• _Supplied material_
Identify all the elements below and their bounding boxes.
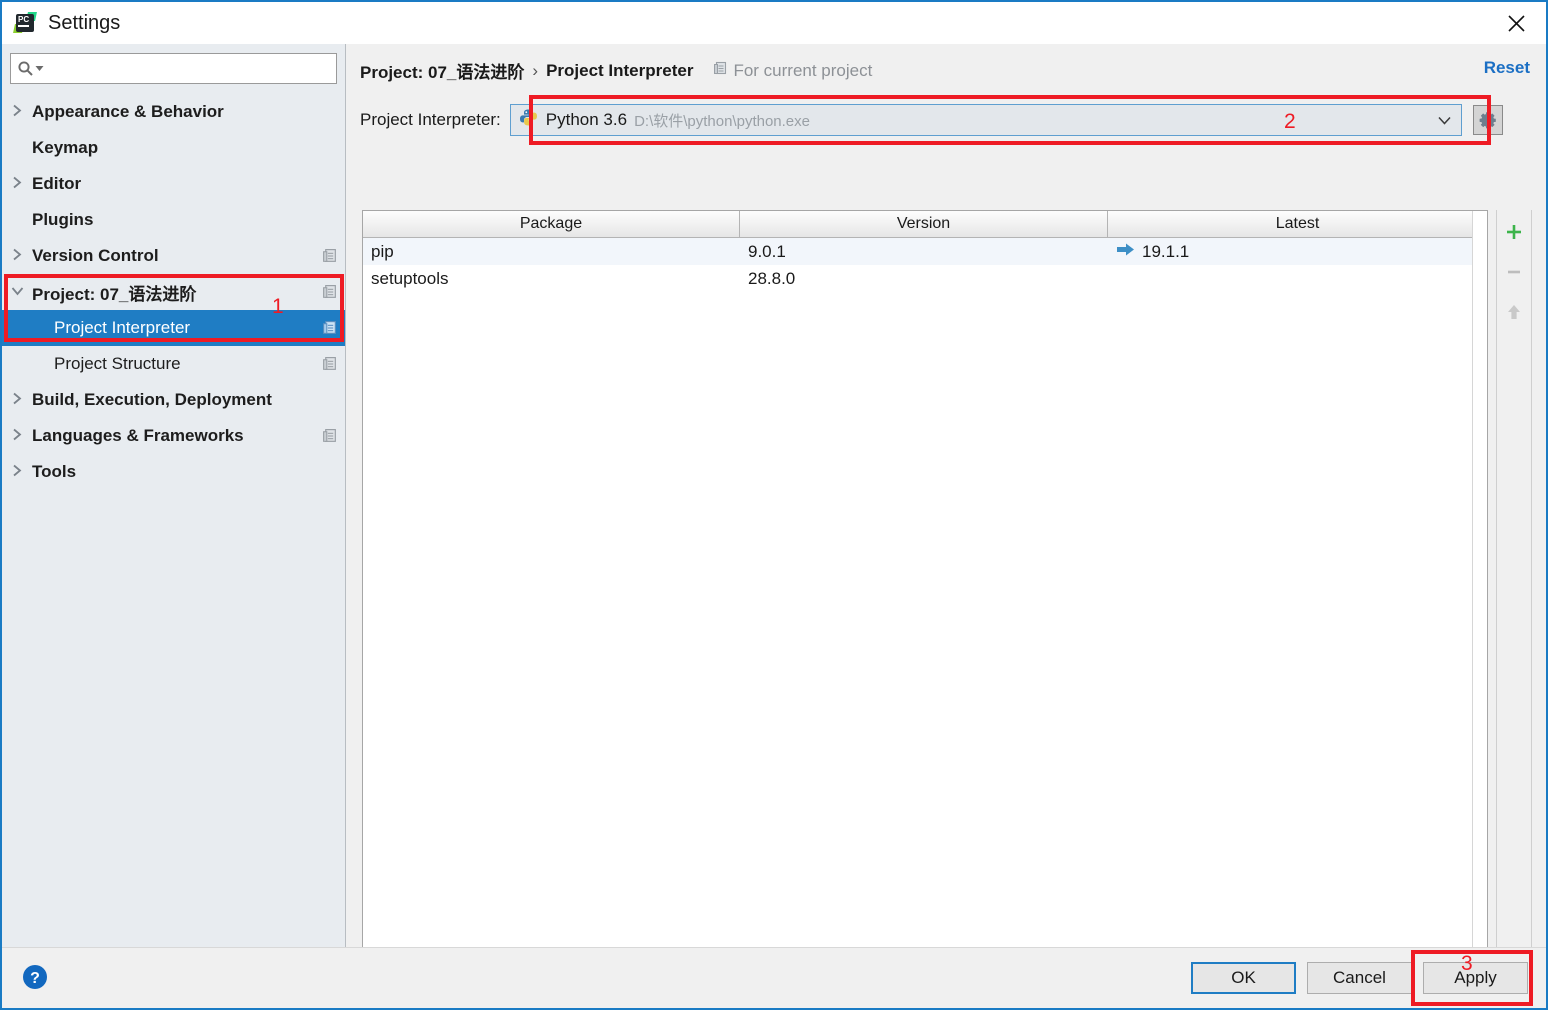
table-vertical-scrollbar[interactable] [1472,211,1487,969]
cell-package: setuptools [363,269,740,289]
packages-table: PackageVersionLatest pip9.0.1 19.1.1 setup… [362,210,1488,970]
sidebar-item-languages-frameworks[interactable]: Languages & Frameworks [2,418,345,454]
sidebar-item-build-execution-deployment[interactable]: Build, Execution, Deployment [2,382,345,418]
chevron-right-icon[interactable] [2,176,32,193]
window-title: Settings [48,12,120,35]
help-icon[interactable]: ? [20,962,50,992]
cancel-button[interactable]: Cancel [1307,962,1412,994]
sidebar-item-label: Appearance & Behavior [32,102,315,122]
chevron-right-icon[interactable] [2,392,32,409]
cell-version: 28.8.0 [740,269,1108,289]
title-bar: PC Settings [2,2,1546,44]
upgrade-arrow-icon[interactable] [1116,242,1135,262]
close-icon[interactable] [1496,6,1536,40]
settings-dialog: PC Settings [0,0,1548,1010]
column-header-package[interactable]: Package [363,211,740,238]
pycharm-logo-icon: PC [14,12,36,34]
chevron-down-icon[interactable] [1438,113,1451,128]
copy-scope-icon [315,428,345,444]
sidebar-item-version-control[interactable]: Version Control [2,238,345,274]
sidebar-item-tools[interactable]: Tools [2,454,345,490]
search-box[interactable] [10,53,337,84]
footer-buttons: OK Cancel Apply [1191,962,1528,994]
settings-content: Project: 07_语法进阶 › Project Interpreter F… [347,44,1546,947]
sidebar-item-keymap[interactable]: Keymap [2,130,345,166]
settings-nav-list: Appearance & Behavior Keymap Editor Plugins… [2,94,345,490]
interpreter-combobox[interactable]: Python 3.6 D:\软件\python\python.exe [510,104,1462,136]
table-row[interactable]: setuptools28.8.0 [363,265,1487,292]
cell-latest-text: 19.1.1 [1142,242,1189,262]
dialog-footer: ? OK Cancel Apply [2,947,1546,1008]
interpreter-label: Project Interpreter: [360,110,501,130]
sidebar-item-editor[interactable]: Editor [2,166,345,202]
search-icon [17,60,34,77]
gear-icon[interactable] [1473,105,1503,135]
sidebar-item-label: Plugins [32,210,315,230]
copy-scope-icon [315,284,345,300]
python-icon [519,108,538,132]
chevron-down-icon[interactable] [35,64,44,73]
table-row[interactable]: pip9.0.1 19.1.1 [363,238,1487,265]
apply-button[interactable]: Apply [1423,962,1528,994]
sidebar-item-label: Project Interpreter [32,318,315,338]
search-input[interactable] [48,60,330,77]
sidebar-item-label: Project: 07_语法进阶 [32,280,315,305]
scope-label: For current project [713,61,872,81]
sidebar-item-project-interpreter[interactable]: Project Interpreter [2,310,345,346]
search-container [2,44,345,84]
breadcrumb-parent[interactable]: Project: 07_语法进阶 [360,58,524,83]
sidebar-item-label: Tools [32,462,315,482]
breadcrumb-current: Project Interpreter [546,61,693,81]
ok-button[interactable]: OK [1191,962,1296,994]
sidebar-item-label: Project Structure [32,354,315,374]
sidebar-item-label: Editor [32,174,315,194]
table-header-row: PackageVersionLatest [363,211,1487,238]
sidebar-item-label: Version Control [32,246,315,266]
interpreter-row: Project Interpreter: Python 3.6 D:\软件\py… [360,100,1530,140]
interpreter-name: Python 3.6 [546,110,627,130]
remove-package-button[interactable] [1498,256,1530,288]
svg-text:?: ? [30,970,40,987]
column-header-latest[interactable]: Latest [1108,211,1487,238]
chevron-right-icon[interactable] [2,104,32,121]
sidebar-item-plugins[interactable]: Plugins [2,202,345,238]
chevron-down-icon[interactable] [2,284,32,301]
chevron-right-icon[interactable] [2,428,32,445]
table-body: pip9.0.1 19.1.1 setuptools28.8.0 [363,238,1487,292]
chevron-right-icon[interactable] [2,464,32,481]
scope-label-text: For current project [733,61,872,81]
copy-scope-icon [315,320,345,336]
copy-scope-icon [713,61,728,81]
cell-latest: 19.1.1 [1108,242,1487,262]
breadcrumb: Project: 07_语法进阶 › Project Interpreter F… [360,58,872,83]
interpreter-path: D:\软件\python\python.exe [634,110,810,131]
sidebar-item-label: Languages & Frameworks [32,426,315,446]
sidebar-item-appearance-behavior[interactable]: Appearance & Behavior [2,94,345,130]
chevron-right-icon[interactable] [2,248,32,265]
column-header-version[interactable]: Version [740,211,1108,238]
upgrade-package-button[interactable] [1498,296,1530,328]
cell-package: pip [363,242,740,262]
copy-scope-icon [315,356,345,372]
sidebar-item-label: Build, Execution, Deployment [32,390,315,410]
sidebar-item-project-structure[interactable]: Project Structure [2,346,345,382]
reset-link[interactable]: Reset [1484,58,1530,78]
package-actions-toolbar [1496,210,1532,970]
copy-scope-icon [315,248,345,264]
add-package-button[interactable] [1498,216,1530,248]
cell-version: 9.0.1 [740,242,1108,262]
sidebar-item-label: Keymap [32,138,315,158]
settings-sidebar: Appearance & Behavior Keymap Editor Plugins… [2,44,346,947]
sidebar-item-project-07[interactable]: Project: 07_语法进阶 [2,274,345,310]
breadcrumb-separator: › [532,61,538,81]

---

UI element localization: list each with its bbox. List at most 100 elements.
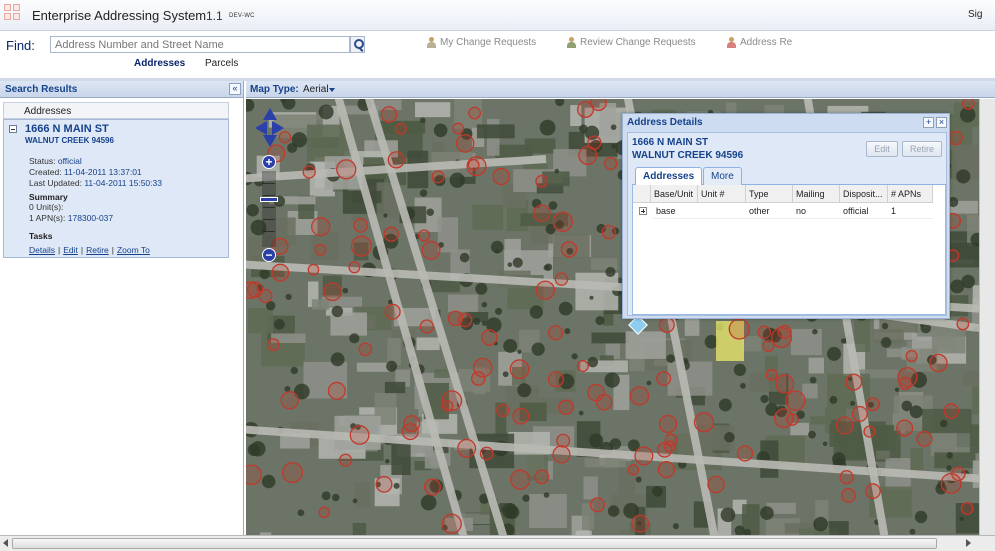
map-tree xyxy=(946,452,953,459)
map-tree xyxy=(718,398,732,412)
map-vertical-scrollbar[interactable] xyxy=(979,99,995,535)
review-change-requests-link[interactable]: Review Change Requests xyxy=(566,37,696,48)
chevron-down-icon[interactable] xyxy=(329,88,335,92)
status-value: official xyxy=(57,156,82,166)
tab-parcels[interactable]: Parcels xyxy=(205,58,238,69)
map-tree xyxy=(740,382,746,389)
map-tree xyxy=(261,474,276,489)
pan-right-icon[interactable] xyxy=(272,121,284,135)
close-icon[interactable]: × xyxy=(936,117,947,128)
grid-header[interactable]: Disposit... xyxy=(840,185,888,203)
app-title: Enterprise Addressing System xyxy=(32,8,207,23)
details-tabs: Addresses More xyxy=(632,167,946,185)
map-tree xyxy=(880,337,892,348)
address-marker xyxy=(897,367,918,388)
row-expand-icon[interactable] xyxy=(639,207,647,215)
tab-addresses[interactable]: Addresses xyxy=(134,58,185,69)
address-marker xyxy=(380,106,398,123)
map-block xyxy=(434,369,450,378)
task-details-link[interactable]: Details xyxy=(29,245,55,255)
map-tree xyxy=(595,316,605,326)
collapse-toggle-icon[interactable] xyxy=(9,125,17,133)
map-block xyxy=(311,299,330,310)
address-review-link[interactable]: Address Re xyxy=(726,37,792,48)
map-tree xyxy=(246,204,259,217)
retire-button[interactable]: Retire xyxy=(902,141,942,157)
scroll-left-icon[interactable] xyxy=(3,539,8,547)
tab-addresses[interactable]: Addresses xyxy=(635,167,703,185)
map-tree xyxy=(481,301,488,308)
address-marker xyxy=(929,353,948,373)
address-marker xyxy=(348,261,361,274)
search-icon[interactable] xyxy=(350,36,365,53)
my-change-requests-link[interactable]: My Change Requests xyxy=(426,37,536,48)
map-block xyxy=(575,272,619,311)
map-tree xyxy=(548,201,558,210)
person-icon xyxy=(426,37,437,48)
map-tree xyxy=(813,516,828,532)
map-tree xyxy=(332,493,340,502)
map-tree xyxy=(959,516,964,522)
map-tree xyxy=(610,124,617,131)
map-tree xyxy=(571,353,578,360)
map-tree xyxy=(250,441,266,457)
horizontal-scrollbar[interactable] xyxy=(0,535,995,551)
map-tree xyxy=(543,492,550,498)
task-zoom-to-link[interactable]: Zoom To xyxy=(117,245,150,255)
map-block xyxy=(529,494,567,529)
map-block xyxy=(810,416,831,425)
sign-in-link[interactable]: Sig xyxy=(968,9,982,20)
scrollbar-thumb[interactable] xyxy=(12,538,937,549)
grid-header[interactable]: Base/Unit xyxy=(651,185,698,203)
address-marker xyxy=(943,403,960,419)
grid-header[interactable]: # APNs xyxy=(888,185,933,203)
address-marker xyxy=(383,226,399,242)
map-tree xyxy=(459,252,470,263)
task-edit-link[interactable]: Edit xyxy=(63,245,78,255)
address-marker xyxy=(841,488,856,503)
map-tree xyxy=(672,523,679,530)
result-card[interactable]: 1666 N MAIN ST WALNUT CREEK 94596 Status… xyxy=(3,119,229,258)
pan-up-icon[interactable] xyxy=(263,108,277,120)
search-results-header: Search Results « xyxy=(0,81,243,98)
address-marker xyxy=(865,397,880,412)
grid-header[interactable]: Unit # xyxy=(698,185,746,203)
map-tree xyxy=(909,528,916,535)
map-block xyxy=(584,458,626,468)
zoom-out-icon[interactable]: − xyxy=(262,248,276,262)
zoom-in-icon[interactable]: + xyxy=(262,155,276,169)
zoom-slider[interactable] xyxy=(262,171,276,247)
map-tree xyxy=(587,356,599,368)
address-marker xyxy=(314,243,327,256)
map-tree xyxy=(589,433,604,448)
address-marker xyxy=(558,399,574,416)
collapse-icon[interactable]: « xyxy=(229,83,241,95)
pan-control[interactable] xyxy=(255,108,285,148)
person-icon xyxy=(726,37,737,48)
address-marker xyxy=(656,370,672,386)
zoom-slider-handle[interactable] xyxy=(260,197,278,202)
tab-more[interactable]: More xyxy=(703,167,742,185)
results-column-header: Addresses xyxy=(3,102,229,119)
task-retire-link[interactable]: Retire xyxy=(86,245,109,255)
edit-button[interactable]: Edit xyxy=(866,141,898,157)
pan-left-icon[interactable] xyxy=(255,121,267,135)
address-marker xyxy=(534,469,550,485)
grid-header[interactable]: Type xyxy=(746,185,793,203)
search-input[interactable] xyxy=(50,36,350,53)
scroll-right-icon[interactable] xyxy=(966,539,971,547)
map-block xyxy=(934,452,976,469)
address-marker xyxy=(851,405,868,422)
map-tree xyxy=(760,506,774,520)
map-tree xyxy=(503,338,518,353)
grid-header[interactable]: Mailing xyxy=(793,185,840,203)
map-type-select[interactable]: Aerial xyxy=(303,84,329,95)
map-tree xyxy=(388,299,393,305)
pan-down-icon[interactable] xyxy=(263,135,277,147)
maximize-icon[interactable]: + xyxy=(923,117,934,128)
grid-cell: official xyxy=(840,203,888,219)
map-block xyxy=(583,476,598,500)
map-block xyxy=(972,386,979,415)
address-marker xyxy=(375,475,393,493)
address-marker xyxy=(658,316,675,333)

• _Required task_
Reproduce the stretch of rows from the one containing "map-tree xyxy=(946,452,953,459)" through the one containing "map-tree xyxy=(481,301,488,308)", both included, without changing anything.

• _Finished task_
map-tree xyxy=(946,452,953,459)
map-tree xyxy=(718,398,732,412)
map-vertical-scrollbar[interactable] xyxy=(979,99,995,535)
review-change-requests-link[interactable]: Review Change Requests xyxy=(566,37,696,48)
chevron-down-icon[interactable] xyxy=(329,88,335,92)
status-value: official xyxy=(57,156,82,166)
tab-parcels[interactable]: Parcels xyxy=(205,58,238,69)
map-tree xyxy=(740,382,746,389)
map-tree xyxy=(261,474,276,489)
pan-right-icon[interactable] xyxy=(272,121,284,135)
close-icon[interactable]: × xyxy=(936,117,947,128)
grid-header[interactable]: Disposit... xyxy=(840,185,888,203)
app-title: Enterprise Addressing System xyxy=(32,8,207,23)
details-tabs: Addresses More xyxy=(632,167,946,185)
map-tree xyxy=(880,337,892,348)
address-marker xyxy=(897,367,918,388)
row-expand-icon[interactable] xyxy=(639,207,647,215)
tab-addresses[interactable]: Addresses xyxy=(134,58,185,69)
address-marker xyxy=(380,106,398,123)
map-block xyxy=(434,369,450,378)
task-details-link[interactable]: Details xyxy=(29,245,55,255)
map-tree xyxy=(595,316,605,326)
collapse-toggle-icon[interactable] xyxy=(9,125,17,133)
map-block xyxy=(311,299,330,310)
address-review-link[interactable]: Address Re xyxy=(726,37,792,48)
map-tree xyxy=(246,204,259,217)
retire-button[interactable]: Retire xyxy=(902,141,942,157)
scroll-left-icon[interactable] xyxy=(3,539,8,547)
tab-addresses[interactable]: Addresses xyxy=(635,167,703,185)
map-tree xyxy=(481,301,488,308)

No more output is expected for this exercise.